▸ **Exercise objective**:
Write out the listing below in full and exactly, leaving out every picture.

[Data entries]
»»

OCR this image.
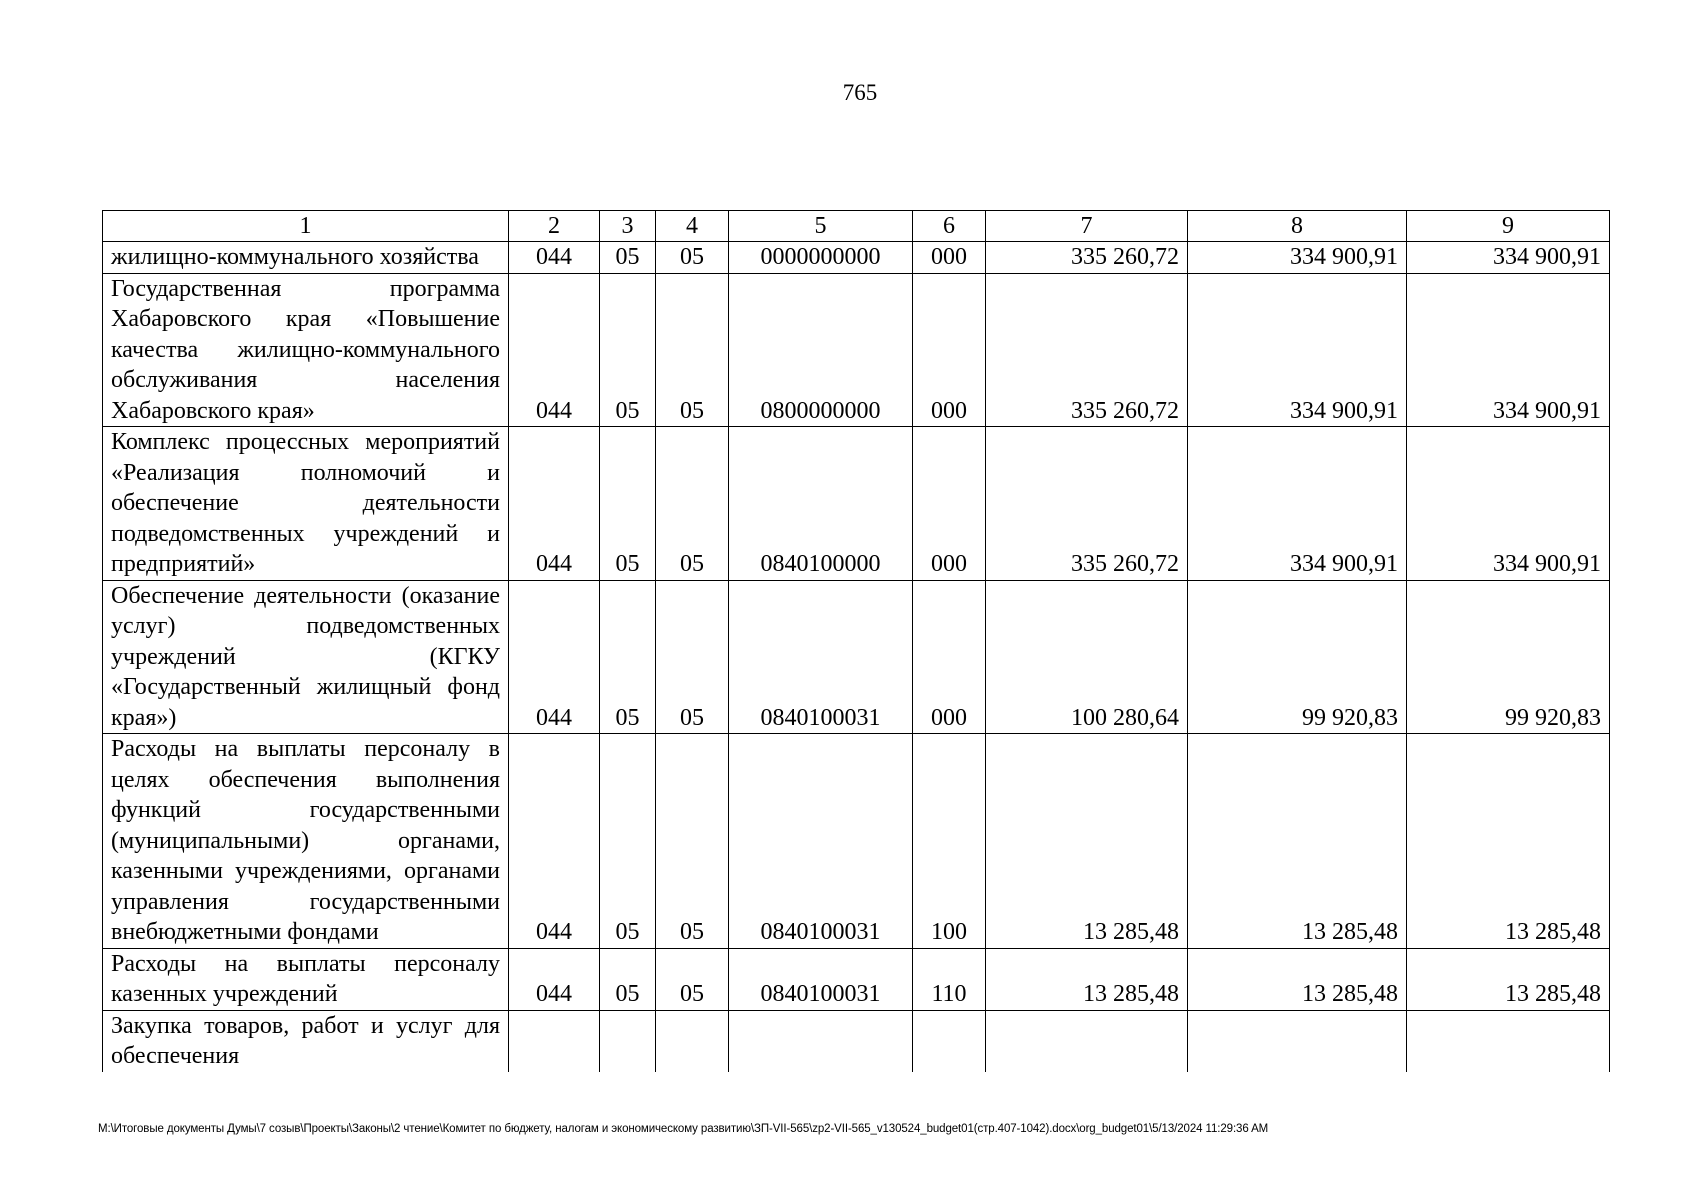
765
1	2	3	4	5	6	7	8	9
жилищно-коммунального хозяйства	044	05	05	0000000000	000	335 260,72	334 900,91	334 900,91
Государственная программа Хабаровского края «Повышение качества жилищно-коммунального обслуживания населения Хабаровского края»	044	05	05	0800000000	000	335 260,72	334 900,91	334 900,91
Комплекс процессных мероприятий «Реализация полномочий и обеспечение деятельности подведомственных учреждений и предприятий»	044	05	05	0840100000	000	335 260,72	334 900,91	334 900,91
Обеспечение деятельности (оказание услуг) подведомственных учреждений (КГКУ «Государственный жилищный фонд края»)	044	05	05	0840100031	000	100 280,64	99 920,83	99 920,83
Расходы на выплаты персоналу в целях обеспечения выполнения функций государственными (муниципальными) органами, казенными учреждениями, органами управления государственными внебюджетными фондами	044	05	05	0840100031	100	13 285,48	13 285,48	13 285,48
Расходы на выплаты персоналу казенных учреждений	044	05	05	0840100031	110	13 285,48	13 285,48	13 285,48
Закупка товаров, работ и услуг для обеспечения								
M:\Итоговые документы Думы\7 созыв\Проекты\Законы\2 чтение\Комитет по бюджету, налогам и экономическому развитию\ЗП-VII-565\zp2-VII-565_v130524_budget01(стр.407-1042).docx\org_budget01\5/13/2024 11:29:36 AM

««

▸ **Worked answer**:
OCR this image.
765
1	2	3	4	5	6	7	8	9
жилищно-коммунального хозяйства	044	05	05	0000000000	000	335 260,72	334 900,91	334 900,91
Государственная программа Хабаровского края «Повышение качества жилищно-коммунального обслуживания населения Хабаровского края»	044	05	05	0800000000	000	335 260,72	334 900,91	334 900,91
Комплекс процессных мероприятий «Реализация полномочий и обеспечение деятельности подведомственных учреждений и предприятий»	044	05	05	0840100000	000	335 260,72	334 900,91	334 900,91
Обеспечение деятельности (оказание услуг) подведомственных учреждений (КГКУ «Государственный жилищный фонд края»)	044	05	05	0840100031	000	100 280,64	99 920,83	99 920,83
Расходы на выплаты персоналу в целях обеспечения выполнения функций государственными (муниципальными) органами, казенными учреждениями, органами управления государственными внебюджетными фондами	044	05	05	0840100031	100	13 285,48	13 285,48	13 285,48
Расходы на выплаты персоналу казенных учреждений	044	05	05	0840100031	110	13 285,48	13 285,48	13 285,48
Закупка товаров, работ и услуг для обеспечения								
M:\Итоговые документы Думы\7 созыв\Проекты\Законы\2 чтение\Комитет по бюджету, налогам и экономическому развитию\ЗП-VII-565\zp2-VII-565_v130524_budget01(стр.407-1042).docx\org_budget01\5/13/2024 11:29:36 AM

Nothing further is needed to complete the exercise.